Task details
Please repeat the entries that open with the line containing "Patent image size: (892, 685)." and close with the line containing "The longitudinal sidewall", swapping "stabilizer jack" for "leveling jack" and changing nothing else.

Listing

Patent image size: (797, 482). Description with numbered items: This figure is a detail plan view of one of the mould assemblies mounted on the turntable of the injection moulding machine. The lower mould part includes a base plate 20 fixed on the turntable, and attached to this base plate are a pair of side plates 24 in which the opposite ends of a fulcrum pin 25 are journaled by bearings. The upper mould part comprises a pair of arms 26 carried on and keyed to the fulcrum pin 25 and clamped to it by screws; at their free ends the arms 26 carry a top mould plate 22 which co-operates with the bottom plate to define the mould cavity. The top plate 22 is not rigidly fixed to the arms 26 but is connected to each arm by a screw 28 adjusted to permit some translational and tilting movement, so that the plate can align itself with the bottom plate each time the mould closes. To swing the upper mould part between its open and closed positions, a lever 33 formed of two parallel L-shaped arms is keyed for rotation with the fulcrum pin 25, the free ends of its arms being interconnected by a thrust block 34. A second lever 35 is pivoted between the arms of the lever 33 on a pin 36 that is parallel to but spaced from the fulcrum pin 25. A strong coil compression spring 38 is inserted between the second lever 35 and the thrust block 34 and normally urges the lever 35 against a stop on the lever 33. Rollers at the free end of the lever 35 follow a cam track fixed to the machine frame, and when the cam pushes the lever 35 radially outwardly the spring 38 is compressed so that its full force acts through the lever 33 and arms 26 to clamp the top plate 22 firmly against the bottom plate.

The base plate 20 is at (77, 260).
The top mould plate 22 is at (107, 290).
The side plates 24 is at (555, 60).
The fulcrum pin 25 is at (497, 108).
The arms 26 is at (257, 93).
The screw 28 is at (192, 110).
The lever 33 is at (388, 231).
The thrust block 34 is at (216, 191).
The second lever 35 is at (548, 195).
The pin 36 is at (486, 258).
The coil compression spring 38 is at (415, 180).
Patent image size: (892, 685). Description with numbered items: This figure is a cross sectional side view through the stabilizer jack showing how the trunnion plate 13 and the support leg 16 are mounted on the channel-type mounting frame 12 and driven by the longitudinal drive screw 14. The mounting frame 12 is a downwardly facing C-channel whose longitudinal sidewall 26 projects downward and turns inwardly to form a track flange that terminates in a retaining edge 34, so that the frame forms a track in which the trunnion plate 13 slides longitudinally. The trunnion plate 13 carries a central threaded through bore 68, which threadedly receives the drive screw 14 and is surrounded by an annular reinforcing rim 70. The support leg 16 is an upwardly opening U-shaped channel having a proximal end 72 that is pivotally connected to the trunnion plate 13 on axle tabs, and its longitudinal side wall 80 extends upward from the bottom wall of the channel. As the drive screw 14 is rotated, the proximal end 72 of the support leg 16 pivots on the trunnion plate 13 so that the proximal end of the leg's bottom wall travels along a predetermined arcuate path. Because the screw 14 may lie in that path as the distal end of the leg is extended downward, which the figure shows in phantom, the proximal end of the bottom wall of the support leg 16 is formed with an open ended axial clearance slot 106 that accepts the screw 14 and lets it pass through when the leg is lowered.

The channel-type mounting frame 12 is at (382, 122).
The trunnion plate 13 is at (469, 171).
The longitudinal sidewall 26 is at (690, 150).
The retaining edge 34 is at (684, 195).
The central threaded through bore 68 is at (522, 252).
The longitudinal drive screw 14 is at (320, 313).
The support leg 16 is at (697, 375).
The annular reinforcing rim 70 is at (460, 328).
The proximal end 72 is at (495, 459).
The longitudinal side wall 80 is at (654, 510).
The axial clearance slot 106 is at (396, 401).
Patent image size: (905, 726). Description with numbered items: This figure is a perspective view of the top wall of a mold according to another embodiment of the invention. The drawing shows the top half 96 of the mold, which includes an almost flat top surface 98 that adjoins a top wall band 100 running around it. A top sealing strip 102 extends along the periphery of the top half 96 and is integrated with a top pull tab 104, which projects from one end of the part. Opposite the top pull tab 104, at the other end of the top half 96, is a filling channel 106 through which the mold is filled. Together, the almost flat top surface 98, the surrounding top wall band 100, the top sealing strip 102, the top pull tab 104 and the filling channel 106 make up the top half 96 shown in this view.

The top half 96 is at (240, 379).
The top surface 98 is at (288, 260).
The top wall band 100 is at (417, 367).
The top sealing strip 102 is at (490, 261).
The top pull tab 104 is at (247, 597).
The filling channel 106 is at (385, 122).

==

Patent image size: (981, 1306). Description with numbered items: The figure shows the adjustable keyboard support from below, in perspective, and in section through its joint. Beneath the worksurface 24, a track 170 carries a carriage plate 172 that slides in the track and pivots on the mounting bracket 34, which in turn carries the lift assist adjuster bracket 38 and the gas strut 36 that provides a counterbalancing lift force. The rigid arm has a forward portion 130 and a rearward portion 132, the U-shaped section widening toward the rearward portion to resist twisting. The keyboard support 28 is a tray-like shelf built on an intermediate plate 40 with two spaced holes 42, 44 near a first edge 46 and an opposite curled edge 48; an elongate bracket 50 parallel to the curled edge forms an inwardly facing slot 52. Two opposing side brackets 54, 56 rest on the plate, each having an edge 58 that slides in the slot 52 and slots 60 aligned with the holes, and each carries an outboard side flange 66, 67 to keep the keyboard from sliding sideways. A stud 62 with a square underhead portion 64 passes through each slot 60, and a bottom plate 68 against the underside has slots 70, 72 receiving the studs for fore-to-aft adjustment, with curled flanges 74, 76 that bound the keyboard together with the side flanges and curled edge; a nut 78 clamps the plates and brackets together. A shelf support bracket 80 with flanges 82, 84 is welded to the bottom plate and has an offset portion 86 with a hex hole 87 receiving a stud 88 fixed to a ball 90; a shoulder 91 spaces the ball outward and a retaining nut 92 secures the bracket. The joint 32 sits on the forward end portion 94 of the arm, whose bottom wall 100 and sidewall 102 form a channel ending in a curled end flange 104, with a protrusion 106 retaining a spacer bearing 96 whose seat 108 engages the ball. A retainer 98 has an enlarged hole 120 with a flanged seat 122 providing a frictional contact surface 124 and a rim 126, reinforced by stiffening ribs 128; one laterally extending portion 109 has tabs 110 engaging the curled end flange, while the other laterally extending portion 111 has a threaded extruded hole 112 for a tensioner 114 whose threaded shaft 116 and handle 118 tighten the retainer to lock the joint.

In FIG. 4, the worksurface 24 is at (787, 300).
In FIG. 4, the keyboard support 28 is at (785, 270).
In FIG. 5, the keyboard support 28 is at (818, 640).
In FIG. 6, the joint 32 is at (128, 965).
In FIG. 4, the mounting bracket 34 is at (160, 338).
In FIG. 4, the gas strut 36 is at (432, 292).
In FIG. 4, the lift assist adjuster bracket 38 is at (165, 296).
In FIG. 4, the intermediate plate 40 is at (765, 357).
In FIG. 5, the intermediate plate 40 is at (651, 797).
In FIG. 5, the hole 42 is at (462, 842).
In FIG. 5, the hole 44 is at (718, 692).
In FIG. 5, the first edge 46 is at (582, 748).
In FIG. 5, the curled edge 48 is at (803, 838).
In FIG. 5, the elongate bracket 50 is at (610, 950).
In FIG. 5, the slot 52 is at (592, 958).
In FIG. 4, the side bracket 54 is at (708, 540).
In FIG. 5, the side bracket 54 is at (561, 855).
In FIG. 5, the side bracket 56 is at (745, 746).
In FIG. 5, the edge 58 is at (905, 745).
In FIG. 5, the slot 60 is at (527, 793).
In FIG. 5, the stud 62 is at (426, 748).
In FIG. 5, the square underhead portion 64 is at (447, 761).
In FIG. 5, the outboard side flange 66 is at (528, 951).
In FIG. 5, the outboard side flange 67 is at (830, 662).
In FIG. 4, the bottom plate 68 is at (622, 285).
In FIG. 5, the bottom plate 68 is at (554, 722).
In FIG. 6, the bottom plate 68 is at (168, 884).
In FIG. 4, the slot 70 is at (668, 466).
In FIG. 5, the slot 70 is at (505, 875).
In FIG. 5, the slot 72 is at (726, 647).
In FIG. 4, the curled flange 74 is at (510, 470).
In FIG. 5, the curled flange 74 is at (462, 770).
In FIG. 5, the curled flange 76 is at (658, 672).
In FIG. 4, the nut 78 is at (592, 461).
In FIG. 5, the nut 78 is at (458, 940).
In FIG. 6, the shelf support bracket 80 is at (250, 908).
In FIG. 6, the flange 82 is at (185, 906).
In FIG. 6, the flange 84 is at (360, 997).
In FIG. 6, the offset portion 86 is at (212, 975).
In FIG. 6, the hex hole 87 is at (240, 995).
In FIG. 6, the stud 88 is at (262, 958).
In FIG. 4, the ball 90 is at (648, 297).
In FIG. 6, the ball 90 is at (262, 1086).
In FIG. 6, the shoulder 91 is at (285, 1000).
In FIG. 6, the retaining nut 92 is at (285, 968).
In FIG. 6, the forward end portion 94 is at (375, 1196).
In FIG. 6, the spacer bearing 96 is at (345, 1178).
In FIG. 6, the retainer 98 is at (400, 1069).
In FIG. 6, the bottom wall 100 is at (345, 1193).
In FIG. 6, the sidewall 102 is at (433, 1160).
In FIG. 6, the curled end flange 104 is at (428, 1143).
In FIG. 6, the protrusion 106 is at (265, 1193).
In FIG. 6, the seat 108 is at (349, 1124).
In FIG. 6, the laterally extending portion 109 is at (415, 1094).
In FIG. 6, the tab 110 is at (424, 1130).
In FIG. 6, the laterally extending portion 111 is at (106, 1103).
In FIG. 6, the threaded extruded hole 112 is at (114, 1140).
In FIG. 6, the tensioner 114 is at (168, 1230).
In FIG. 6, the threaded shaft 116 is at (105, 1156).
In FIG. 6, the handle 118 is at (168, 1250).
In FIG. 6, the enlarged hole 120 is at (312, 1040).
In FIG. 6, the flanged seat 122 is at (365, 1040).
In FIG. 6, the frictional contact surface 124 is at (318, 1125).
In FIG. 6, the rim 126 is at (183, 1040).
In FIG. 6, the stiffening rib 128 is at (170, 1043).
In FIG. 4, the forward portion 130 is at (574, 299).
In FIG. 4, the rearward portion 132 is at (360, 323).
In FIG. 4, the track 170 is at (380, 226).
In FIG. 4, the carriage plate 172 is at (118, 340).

==

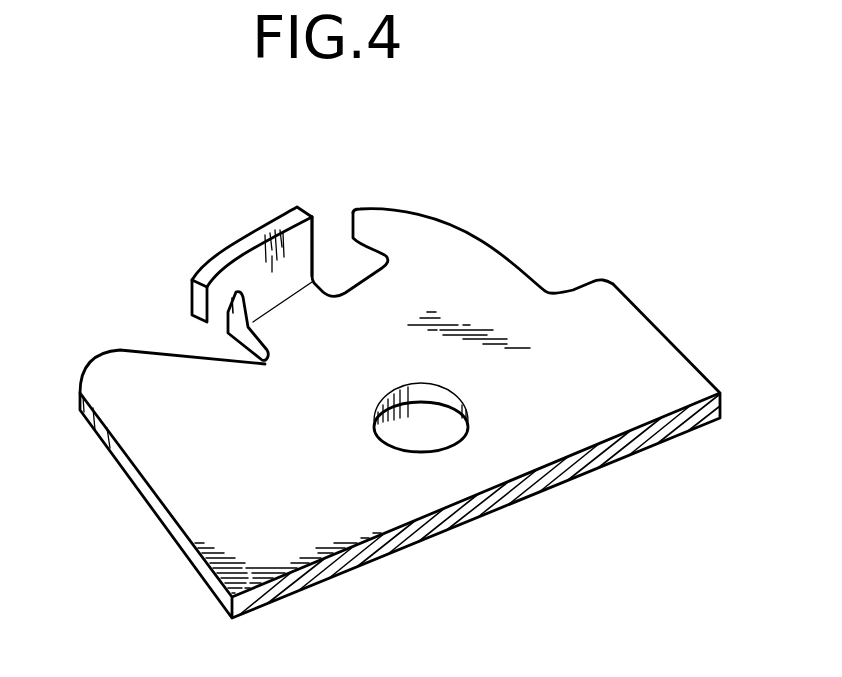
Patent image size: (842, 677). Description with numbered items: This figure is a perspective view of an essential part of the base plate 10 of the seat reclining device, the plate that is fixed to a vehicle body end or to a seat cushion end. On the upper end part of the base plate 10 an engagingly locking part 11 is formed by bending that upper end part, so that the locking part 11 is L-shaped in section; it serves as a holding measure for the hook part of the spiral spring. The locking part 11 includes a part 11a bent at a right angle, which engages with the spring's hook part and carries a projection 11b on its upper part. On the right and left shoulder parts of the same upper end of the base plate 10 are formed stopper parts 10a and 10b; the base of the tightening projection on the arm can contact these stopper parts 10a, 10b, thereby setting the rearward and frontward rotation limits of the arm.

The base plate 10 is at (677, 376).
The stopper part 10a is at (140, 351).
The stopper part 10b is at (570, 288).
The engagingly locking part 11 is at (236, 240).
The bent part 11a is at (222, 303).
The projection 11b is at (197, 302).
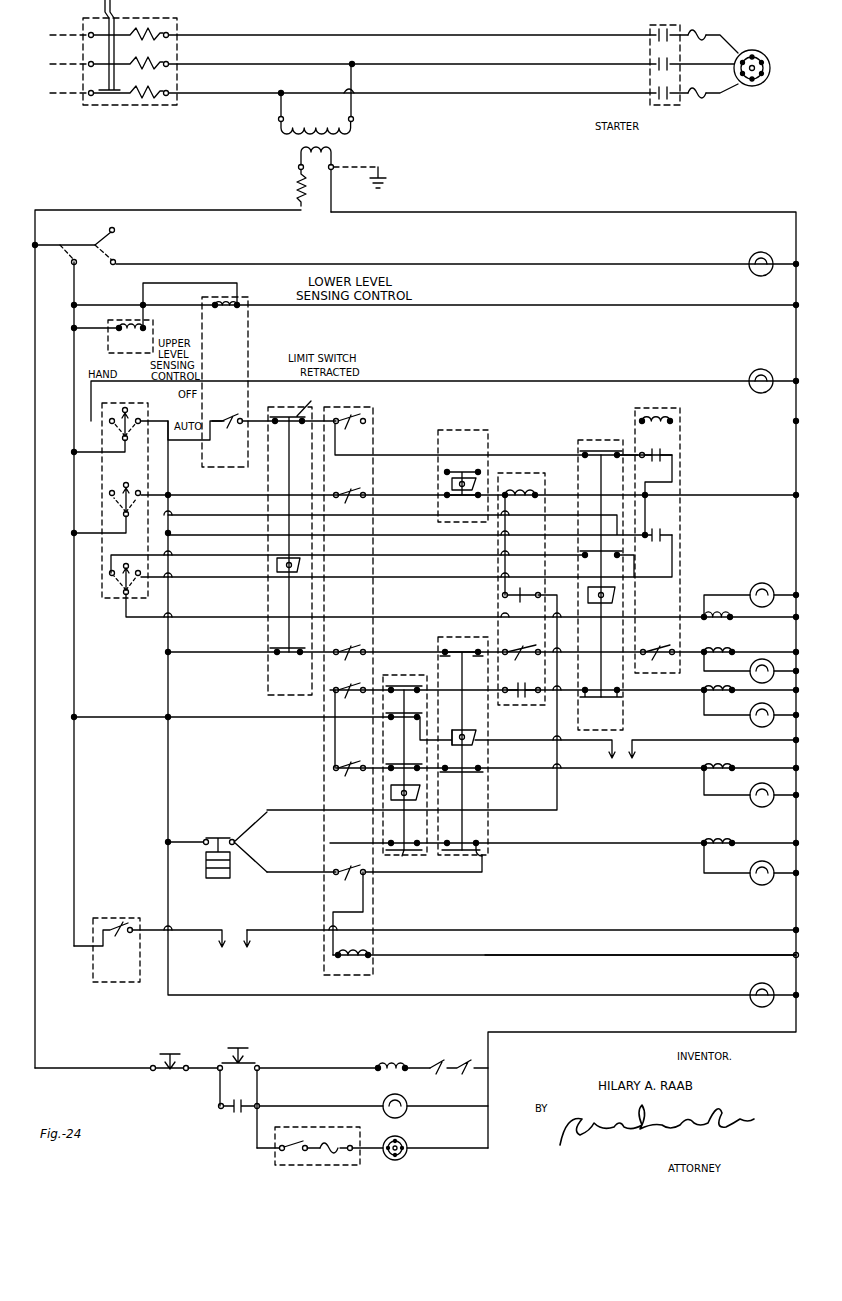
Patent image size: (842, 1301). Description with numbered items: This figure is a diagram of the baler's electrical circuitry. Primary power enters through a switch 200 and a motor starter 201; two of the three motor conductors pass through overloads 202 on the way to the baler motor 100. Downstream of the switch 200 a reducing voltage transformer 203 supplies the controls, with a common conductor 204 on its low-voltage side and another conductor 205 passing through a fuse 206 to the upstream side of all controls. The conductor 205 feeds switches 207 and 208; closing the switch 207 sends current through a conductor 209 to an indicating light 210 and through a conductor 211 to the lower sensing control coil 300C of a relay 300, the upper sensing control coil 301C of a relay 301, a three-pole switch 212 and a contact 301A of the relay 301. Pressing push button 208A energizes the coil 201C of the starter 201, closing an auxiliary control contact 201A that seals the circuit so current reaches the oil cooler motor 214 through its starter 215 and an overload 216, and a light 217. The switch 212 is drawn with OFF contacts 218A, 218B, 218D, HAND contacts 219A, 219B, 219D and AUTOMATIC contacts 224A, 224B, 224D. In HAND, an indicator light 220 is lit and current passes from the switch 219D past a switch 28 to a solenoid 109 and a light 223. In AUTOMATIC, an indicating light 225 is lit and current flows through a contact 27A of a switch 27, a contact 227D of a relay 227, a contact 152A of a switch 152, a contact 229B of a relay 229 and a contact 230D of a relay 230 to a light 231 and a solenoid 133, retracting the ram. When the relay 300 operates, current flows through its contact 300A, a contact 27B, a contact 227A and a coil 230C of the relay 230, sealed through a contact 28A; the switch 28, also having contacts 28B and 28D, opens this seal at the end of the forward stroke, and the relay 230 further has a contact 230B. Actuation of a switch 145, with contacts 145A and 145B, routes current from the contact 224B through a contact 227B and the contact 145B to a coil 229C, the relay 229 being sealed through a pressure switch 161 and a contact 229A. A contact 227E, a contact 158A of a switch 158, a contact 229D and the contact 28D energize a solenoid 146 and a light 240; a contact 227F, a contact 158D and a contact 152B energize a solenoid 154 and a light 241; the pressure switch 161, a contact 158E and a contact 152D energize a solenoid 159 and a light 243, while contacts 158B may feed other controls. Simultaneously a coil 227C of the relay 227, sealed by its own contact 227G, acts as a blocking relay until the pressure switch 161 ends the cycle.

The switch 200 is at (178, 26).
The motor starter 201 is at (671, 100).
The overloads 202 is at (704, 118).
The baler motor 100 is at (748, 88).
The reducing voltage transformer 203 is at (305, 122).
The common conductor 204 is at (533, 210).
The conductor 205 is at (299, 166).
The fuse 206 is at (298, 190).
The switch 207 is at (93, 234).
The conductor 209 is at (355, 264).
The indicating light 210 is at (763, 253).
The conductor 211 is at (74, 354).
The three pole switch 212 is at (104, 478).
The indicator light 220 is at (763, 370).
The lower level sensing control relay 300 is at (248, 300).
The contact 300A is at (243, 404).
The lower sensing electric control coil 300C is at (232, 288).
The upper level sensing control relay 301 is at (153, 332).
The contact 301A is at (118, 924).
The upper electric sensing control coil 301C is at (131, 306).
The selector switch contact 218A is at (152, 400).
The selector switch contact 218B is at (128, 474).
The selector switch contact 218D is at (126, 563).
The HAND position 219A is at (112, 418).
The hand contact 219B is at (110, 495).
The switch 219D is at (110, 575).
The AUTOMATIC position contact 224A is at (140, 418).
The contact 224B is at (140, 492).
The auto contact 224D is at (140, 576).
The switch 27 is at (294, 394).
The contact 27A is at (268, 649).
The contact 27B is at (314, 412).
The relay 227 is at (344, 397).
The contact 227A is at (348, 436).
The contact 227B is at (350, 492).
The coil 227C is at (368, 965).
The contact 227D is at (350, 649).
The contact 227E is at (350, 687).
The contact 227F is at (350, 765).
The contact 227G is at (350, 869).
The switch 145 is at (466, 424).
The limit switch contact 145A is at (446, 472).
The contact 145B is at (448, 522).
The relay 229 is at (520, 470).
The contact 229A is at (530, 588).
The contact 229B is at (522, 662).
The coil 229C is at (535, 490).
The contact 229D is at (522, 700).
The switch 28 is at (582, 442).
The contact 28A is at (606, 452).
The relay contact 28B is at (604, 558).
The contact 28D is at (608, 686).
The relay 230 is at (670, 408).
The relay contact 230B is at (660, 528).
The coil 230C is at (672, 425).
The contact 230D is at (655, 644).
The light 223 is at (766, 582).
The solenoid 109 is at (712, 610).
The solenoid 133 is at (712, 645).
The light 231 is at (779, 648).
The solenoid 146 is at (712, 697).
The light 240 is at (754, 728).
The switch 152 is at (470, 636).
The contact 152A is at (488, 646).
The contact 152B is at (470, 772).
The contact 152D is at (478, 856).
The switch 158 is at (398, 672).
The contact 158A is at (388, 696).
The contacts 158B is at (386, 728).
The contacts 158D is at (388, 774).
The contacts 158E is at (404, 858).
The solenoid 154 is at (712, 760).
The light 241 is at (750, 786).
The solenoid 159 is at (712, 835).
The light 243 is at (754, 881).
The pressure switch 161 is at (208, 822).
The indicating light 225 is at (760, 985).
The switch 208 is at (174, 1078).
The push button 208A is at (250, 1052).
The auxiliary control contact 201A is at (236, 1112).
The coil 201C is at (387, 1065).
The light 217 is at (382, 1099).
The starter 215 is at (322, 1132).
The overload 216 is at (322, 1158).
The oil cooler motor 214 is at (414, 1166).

Task answer
Patent image size: (892, 685). Description with numbered items: This figure is a cross sectional side view through the leveling jack showing how the trunnion plate 13 and the support leg 16 are mounted on the channel-type mounting frame 12 and driven by the longitudinal drive screw 14. The mounting frame 12 is a downwardly facing C-channel whose longitudinal sidewall 26 projects downward and turns inwardly to form a track flange that terminates in a retaining edge 34, so that the frame forms a track in which the trunnion plate 13 slides longitudinally. The trunnion plate 13 carries a central threaded through bore 68, which threadedly receives the drive screw 14 and is surrounded by an annular reinforcing rim 70. The support leg 16 is an upwardly opening U-shaped channel having a proximal end 72 that is pivotally connected to the trunnion plate 13 on axle tabs, and its longitudinal side wall 80 extends upward from the bottom wall of the channel. As the drive screw 14 is rotated, the proximal end 72 of the support leg 16 pivots on the trunnion plate 13 so that the proximal end of the leg's bottom wall travels along a predetermined arcuate path. Because the screw 14 may lie in that path as the distal end of the leg is extended downward, which the figure shows in phantom, the proximal end of the bottom wall of the support leg 16 is formed with an open ended axial clearance slot 106 that accepts the screw 14 and lets it pass through when the leg is lowered.

The channel-type mounting frame 12 is at (382, 122).
The trunnion plate 13 is at (469, 171).
The longitudinal sidewall 26 is at (690, 150).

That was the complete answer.